> [Exercise task]: Check every line in the records below for the word "Agosto" and report how many have it, nothing more.

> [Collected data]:

[Start]

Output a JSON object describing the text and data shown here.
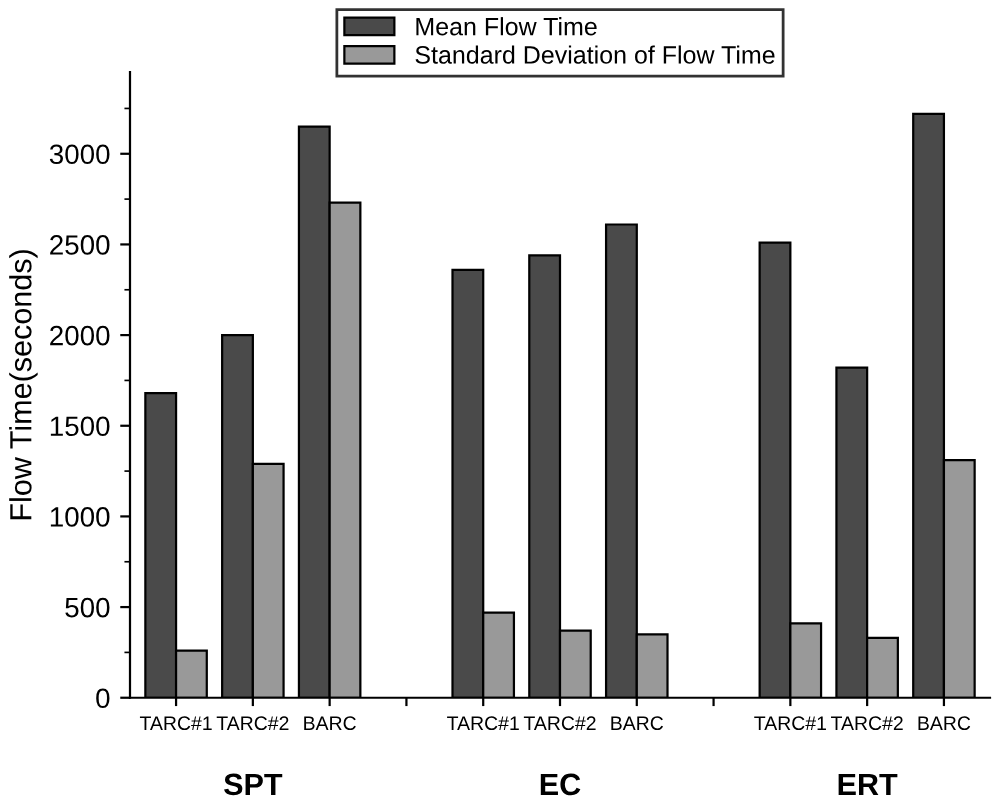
{
  "chart_data": {
    "type": "bar",
    "ylabel": "Flow Time(seconds)",
    "categories": [
      "TARC#1",
      "TARC#2",
      "BARC",
      null,
      "TARC#1",
      "TARC#2",
      "BARC",
      null,
      "TARC#1",
      "TARC#2",
      "BARC"
    ],
    "series": [
      {
        "name": "Mean Flow Time",
        "color": "#4a4a4a",
        "values": [
          1680,
          2000,
          3150,
          null,
          2360,
          2440,
          2610,
          null,
          2510,
          1820,
          3220
        ]
      },
      {
        "name": "Standard Deviation of Flow Time",
        "color": "#999999",
        "values": [
          260,
          1290,
          2730,
          null,
          470,
          370,
          350,
          null,
          410,
          330,
          1310
        ]
      }
    ],
    "annotations": [
      "SPT",
      "EC",
      "ERT"
    ],
    "ylim": [
      0,
      3450
    ],
    "yticks": [
      0,
      500,
      1000,
      1500,
      2000,
      2500,
      3000
    ],
    "grid": false,
    "legend": "top"
  }
}
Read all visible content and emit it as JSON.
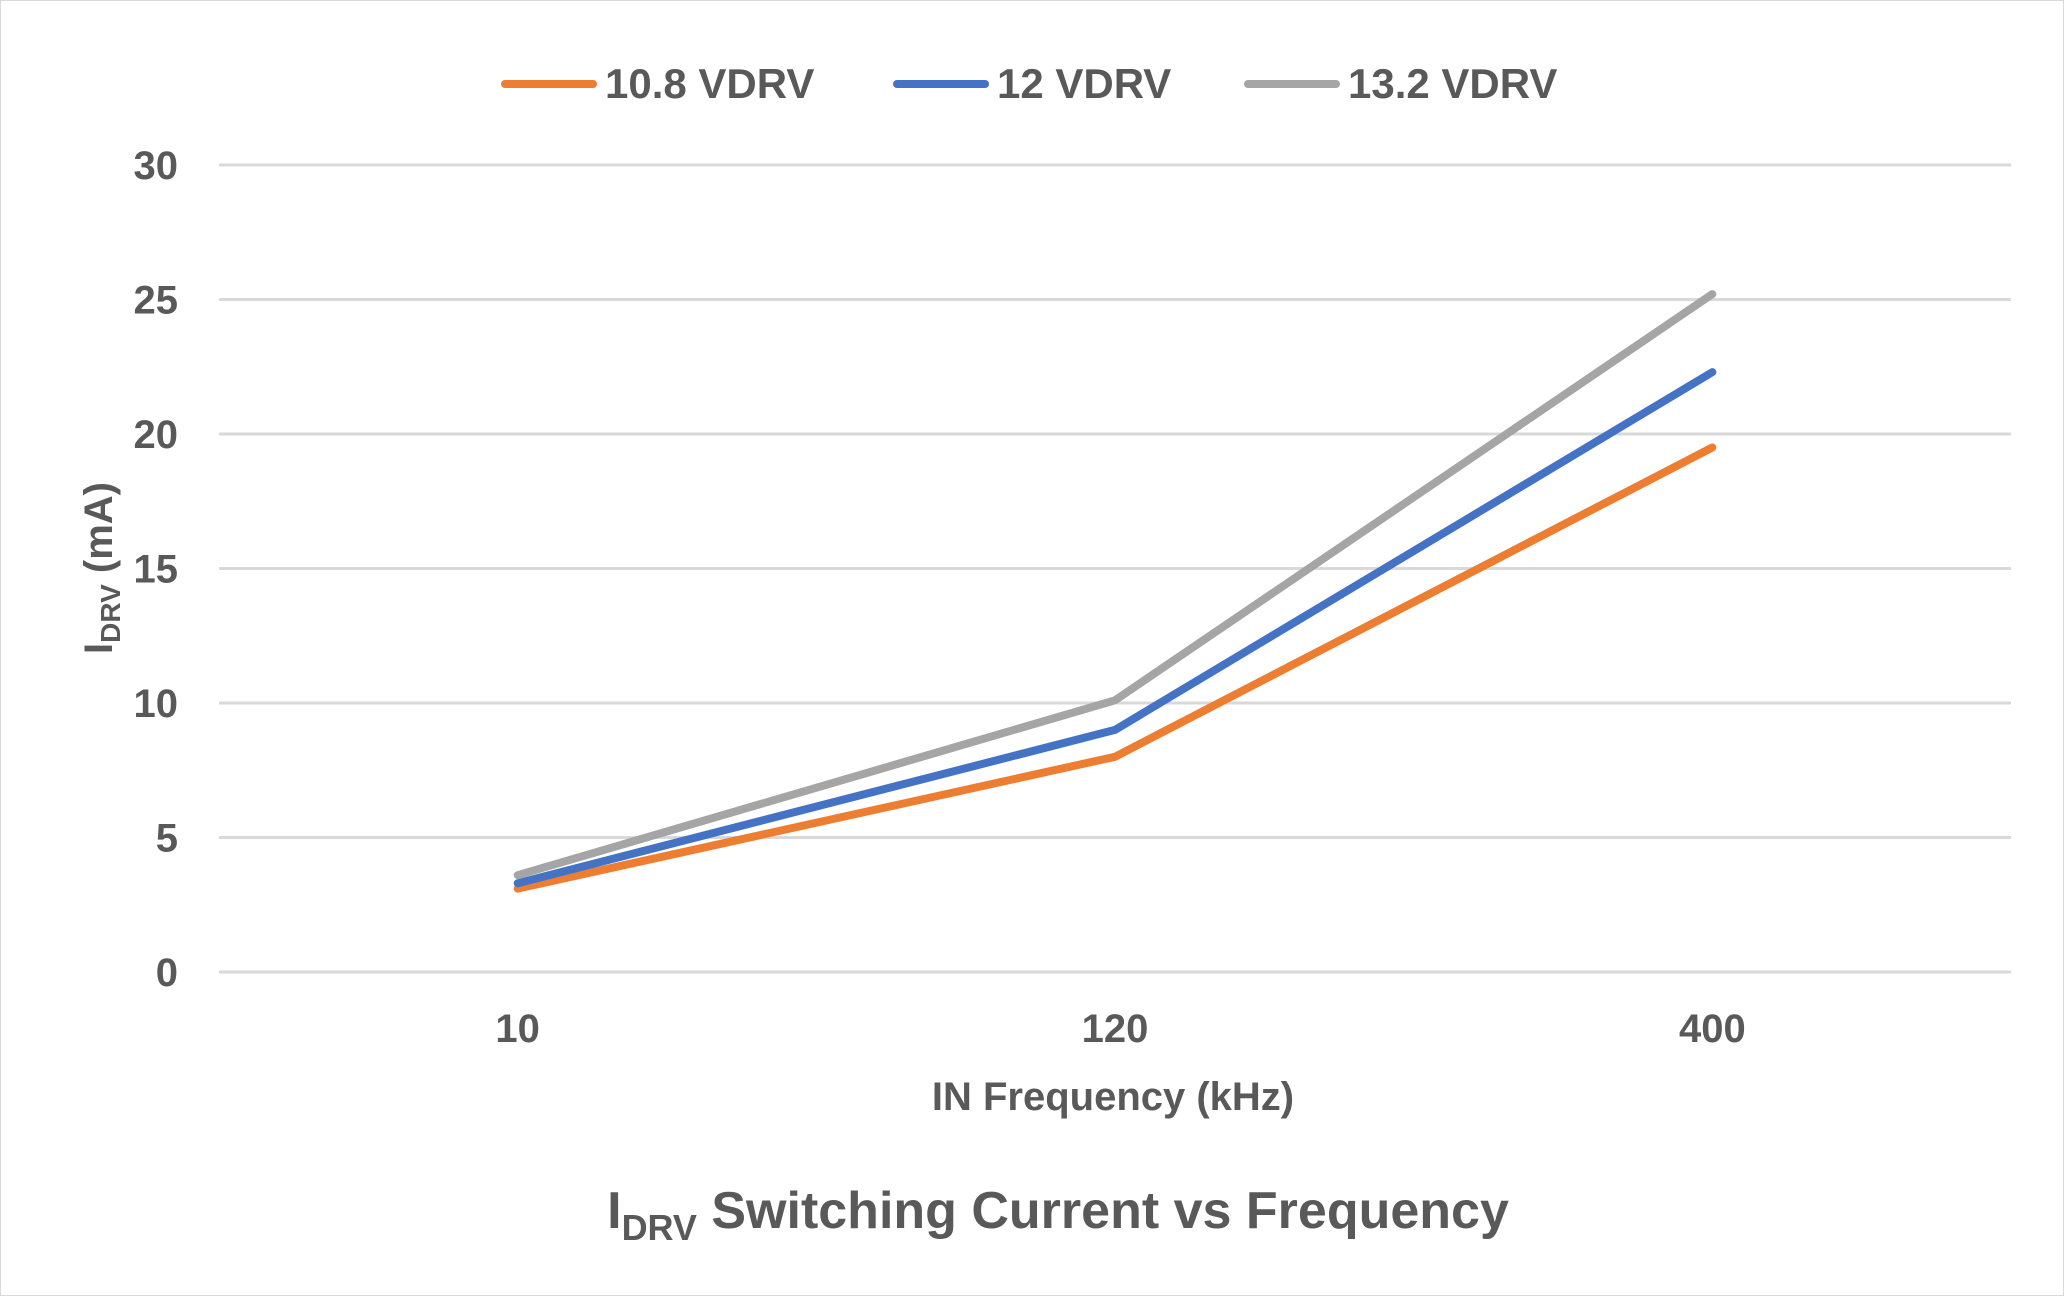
{
  "chart_data": {
    "type": "line",
    "title": "I",
    "title_sub": "DRV",
    "title_rest": " Switching Current vs Frequency",
    "xlabel": "IN Frequency (kHz)",
    "ylabel": "I",
    "ylabel_sub": "DRV",
    "ylabel_rest": " (mA)",
    "categories": [
      "10",
      "120",
      "400"
    ],
    "ylim": [
      0,
      30
    ],
    "yticks": [
      0,
      5,
      10,
      15,
      20,
      25,
      30
    ],
    "grid": true,
    "legend_position": "top",
    "series": [
      {
        "name": "10.8 VDRV",
        "color": "#ED7D31",
        "values": [
          3.1,
          8.0,
          19.5
        ]
      },
      {
        "name": "12 VDRV",
        "color": "#4472C4",
        "values": [
          3.3,
          9.0,
          22.3
        ]
      },
      {
        "name": "13.2 VDRV",
        "color": "#A5A5A5",
        "values": [
          3.6,
          10.1,
          25.2
        ]
      }
    ]
  }
}
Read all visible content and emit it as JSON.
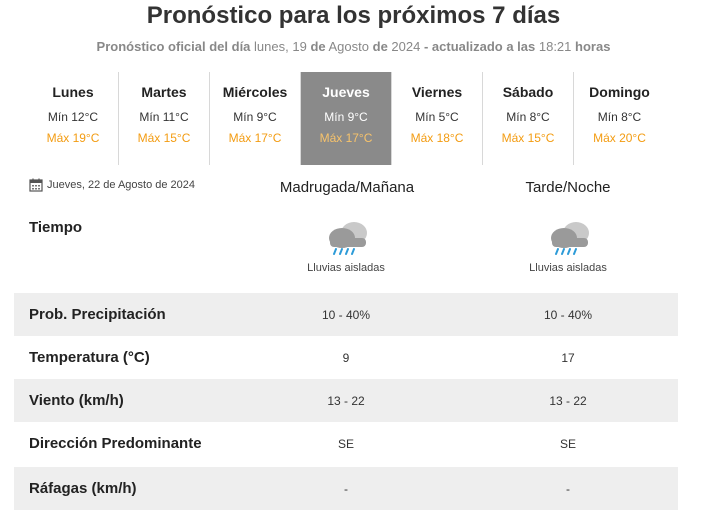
{
  "header": {
    "title": "Pronóstico para los próximos 7 días",
    "subtitle_prefix": "Pronóstico oficial del día",
    "subtitle_weekday_date": "lunes, 19",
    "subtitle_de1": "de",
    "subtitle_month": "Agosto",
    "subtitle_de2": "de",
    "subtitle_year": "2024",
    "subtitle_updated": "- actualizado a las",
    "subtitle_time": "18:21",
    "subtitle_hours": "horas"
  },
  "days": [
    {
      "name": "Lunes",
      "min": "Mín 12°C",
      "max": "Máx 19°C",
      "active": false
    },
    {
      "name": "Martes",
      "min": "Mín 11°C",
      "max": "Máx 15°C",
      "active": false
    },
    {
      "name": "Miércoles",
      "min": "Mín 9°C",
      "max": "Máx 17°C",
      "active": false
    },
    {
      "name": "Jueves",
      "min": "Mín 9°C",
      "max": "Máx 17°C",
      "active": true
    },
    {
      "name": "Viernes",
      "min": "Mín 5°C",
      "max": "Máx 18°C",
      "active": false
    },
    {
      "name": "Sábado",
      "min": "Mín 8°C",
      "max": "Máx 15°C",
      "active": false
    },
    {
      "name": "Domingo",
      "min": "Mín 8°C",
      "max": "Máx 20°C",
      "active": false
    }
  ],
  "detail": {
    "date": "Jueves, 22 de Agosto de 2024",
    "col1": "Madrugada/Mañana",
    "col2": "Tarde/Noche",
    "tiempo_label": "Tiempo",
    "weather_icon": "cloud-rain-icon",
    "weather1": "Lluvias aisladas",
    "weather2": "Lluvias aisladas",
    "rows": [
      {
        "label": "Prob. Precipitación",
        "v1": "10 - 40%",
        "v2": "10 - 40%"
      },
      {
        "label": "Temperatura (°C)",
        "v1": "9",
        "v2": "17"
      },
      {
        "label": "Viento (km/h)",
        "v1": "13 - 22",
        "v2": "13 - 22"
      },
      {
        "label": "Dirección Predominante",
        "v1": "SE",
        "v2": "SE"
      },
      {
        "label": "Ráfagas (km/h)",
        "v1": "-",
        "v2": "-"
      }
    ]
  },
  "colors": {
    "max_temp": "#f39c12",
    "active_day_bg": "#8a8a8a",
    "row_shade": "#eeeeee"
  }
}
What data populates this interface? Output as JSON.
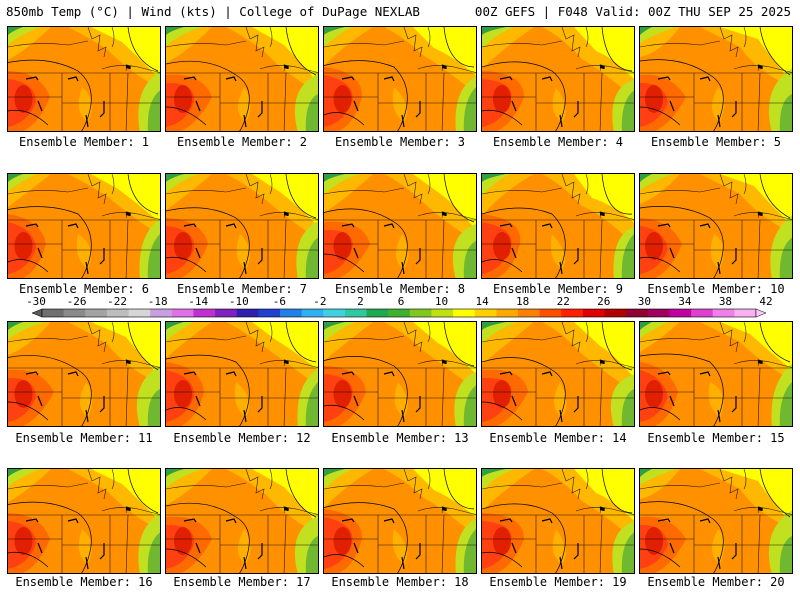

[End]

> [Complete output]: 2